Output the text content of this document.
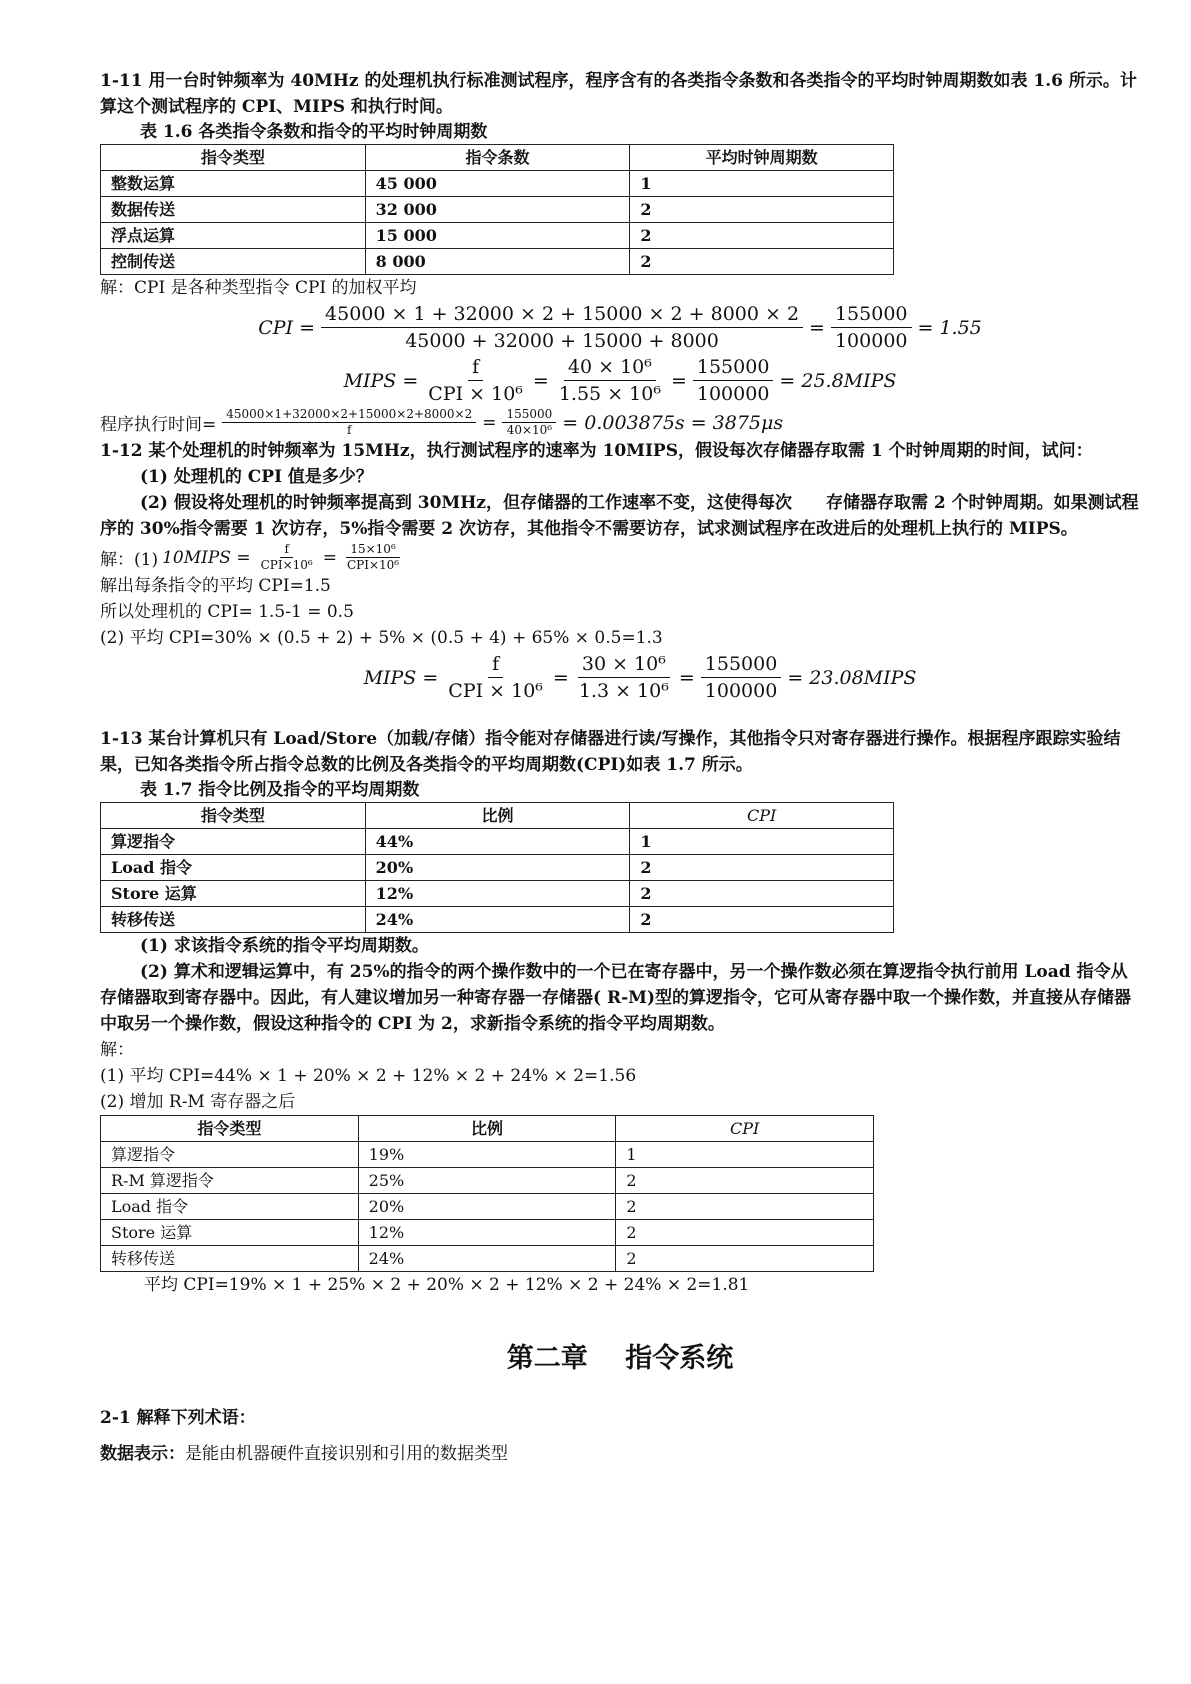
1-11 用一台时钟频率为 40MHz 的处理机执行标准测试程序，程序含有的各类指令条数和各类指令的平均时钟周期数如表 1.6 所示。计算这个测试程序的 CPI、MIPS 和执行时间。

表 1.6 各类指令条数和指令的平均时钟周期数

指令类型	指令条数	平均时钟周期数
整数运算	45 000	1
数据传送	32 000	2
浮点运算	15 000	2
控制传送	8 000	2

解：CPI 是各种类型指令 CPI 的加权平均

CPI = $\frac{45000 \times 1 + 32000 \times 2 + 15000 \times 2 + 8000 \times 2}{45000 + 32000 + 15000 + 8000} = \frac{155000}{100000} = 1.55$
MIPS = $\frac{f}{\text{CPI × 10⁶}} = \frac{\text{40 × 10⁶}}{\text{1.55 × 10⁶}} = \frac{155000}{100000}$ = 25.8MIPS
程序执行时间= $\frac{45000\times 1+32000\times 2+15000\times 2+8000\times 2}{f} = \frac{155000}{\text{40×10⁶}} = 0.003875s = 3875\mu s$

1-12 某个处理机的时钟频率为 15MHz，执行测试程序的速率为 10MIPS，假设每次存储器存取需 1 个时钟周期的时间，试问：

(1) 处理机的 CPI 值是多少？

(2) 假设将处理机的时钟频率提高到 30MHz，但存储器的工作速率不变，这使得每次　　存储器存取需 2 个时钟周期。如果测试程序的 30%指令需要 1 次访存，5%指令需要 2 次访存，其他指令不需要访存，试求测试程序在改进后的处理机上执行的 MIPS。

解：(1) 10MIPS = $\frac{f}{\text{CPI×10⁶}} = \frac{\text{15×10⁶}}{\text{CPI×10⁶}}$

解出每条指令的平均 CPI=1.5

所以处理机的 CPI= 1.5-1 = 0.5

(2) 平均 CPI=30% × (0.5 + 2) + 5% × (0.5 + 4) + 65% × 0.5=1.3

MIPS = $\frac{f}{\text{CPI × 10⁶}} = \frac{\text{30 × 10⁶}}{\text{1.3 × 10⁶}} = \frac{155000}{100000}$ = 23.08MIPS

1-13 某台计算机只有 Load/Store（加载/存储）指令能对存储器进行读/写操作，其他指令只对寄存器进行操作。根据程序跟踪实验结果，已知各类指令所占指令总数的比例及各类指令的平均周期数(CPI)如表 1.7 所示。

表 1.7 指令比例及指令的平均周期数

指令类型	比例	CPI
算逻指令	44%	1
Load 指令	20%	2
Store 运算	12%	2
转移传送	24%	2

(1) 求该指令系统的指令平均周期数。

(2) 算术和逻辑运算中，有 25%的指令的两个操作数中的一个已在寄存器中，另一个操作数必须在算逻指令执行前用 Load 指令从存储器取到寄存器中。因此，有人建议增加另一种寄存器一存储器( R-M)型的算逻指令，它可从寄存器中取一个操作数，并直接从存储器中取另一个操作数，假设这种指令的 CPI 为 2，求新指令系统的指令平均周期数。

解：

(1) 平均 CPI=44% × 1 + 20% × 2 + 12% × 2 + 24% × 2=1.56

(2) 增加 R-M 寄存器之后

指令类型	比例	CPI
算逻指令	19%	1
R-M 算逻指令	25%	2
Load 指令	20%	2
Store 运算	12%	2
转移传送	24%	2

平均 CPI=19% × 1 + 25% × 2 + 20% × 2 + 12% × 2 + 24% × 2=1.81

第二章 指令系统

2-1 解释下列术语：

数据表示：是能由机器硬件直接识别和引用的数据类型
※
_Work instructions_: Repeat each record exactly as shown above, dropping all images.

_The output_:
Output the text content of this document.
1-11 用一台时钟频率为 40MHz 的处理机执行标准测试程序，程序含有的各类指令条数和各类指令的平均时钟周期数如表 1.6 所示。计算这个测试程序的 CPI、MIPS 和执行时间。

表 1.6 各类指令条数和指令的平均时钟周期数

指令类型	指令条数	平均时钟周期数
整数运算	45 000	1
数据传送	32 000	2
浮点运算	15 000	2
控制传送	8 000	2

解：CPI 是各种类型指令 CPI 的加权平均

CPI = $\frac{45000 \times 1 + 32000 \times 2 + 15000 \times 2 + 8000 \times 2}{45000 + 32000 + 15000 + 8000} = \frac{155000}{100000} = 1.55$
MIPS = $\frac{f}{\text{CPI × 10⁶}} = \frac{\text{40 × 10⁶}}{\text{1.55 × 10⁶}} = \frac{155000}{100000}$ = 25.8MIPS
程序执行时间= $\frac{45000\times 1+32000\times 2+15000\times 2+8000\times 2}{f} = \frac{155000}{\text{40×10⁶}} = 0.003875s = 3875\mu s$

1-12 某个处理机的时钟频率为 15MHz，执行测试程序的速率为 10MIPS，假设每次存储器存取需 1 个时钟周期的时间，试问：

(1) 处理机的 CPI 值是多少？

(2) 假设将处理机的时钟频率提高到 30MHz，但存储器的工作速率不变，这使得每次　　存储器存取需 2 个时钟周期。如果测试程序的 30%指令需要 1 次访存，5%指令需要 2 次访存，其他指令不需要访存，试求测试程序在改进后的处理机上执行的 MIPS。

解：(1) 10MIPS = $\frac{f}{\text{CPI×10⁶}} = \frac{\text{15×10⁶}}{\text{CPI×10⁶}}$

解出每条指令的平均 CPI=1.5

所以处理机的 CPI= 1.5-1 = 0.5

(2) 平均 CPI=30% × (0.5 + 2) + 5% × (0.5 + 4) + 65% × 0.5=1.3

MIPS = $\frac{f}{\text{CPI × 10⁶}} = \frac{\text{30 × 10⁶}}{\text{1.3 × 10⁶}} = \frac{155000}{100000}$ = 23.08MIPS

1-13 某台计算机只有 Load/Store（加载/存储）指令能对存储器进行读/写操作，其他指令只对寄存器进行操作。根据程序跟踪实验结果，已知各类指令所占指令总数的比例及各类指令的平均周期数(CPI)如表 1.7 所示。

表 1.7 指令比例及指令的平均周期数

指令类型	比例	CPI
算逻指令	44%	1
Load 指令	20%	2
Store 运算	12%	2
转移传送	24%	2

(1) 求该指令系统的指令平均周期数。

(2) 算术和逻辑运算中，有 25%的指令的两个操作数中的一个已在寄存器中，另一个操作数必须在算逻指令执行前用 Load 指令从存储器取到寄存器中。因此，有人建议增加另一种寄存器一存储器( R-M)型的算逻指令，它可从寄存器中取一个操作数，并直接从存储器中取另一个操作数，假设这种指令的 CPI 为 2，求新指令系统的指令平均周期数。

解：

(1) 平均 CPI=44% × 1 + 20% × 2 + 12% × 2 + 24% × 2=1.56

(2) 增加 R-M 寄存器之后

指令类型	比例	CPI
算逻指令	19%	1
R-M 算逻指令	25%	2
Load 指令	20%	2
Store 运算	12%	2
转移传送	24%	2

平均 CPI=19% × 1 + 25% × 2 + 20% × 2 + 12% × 2 + 24% × 2=1.81

第二章 指令系统

2-1 解释下列术语：

数据表示：是能由机器硬件直接识别和引用的数据类型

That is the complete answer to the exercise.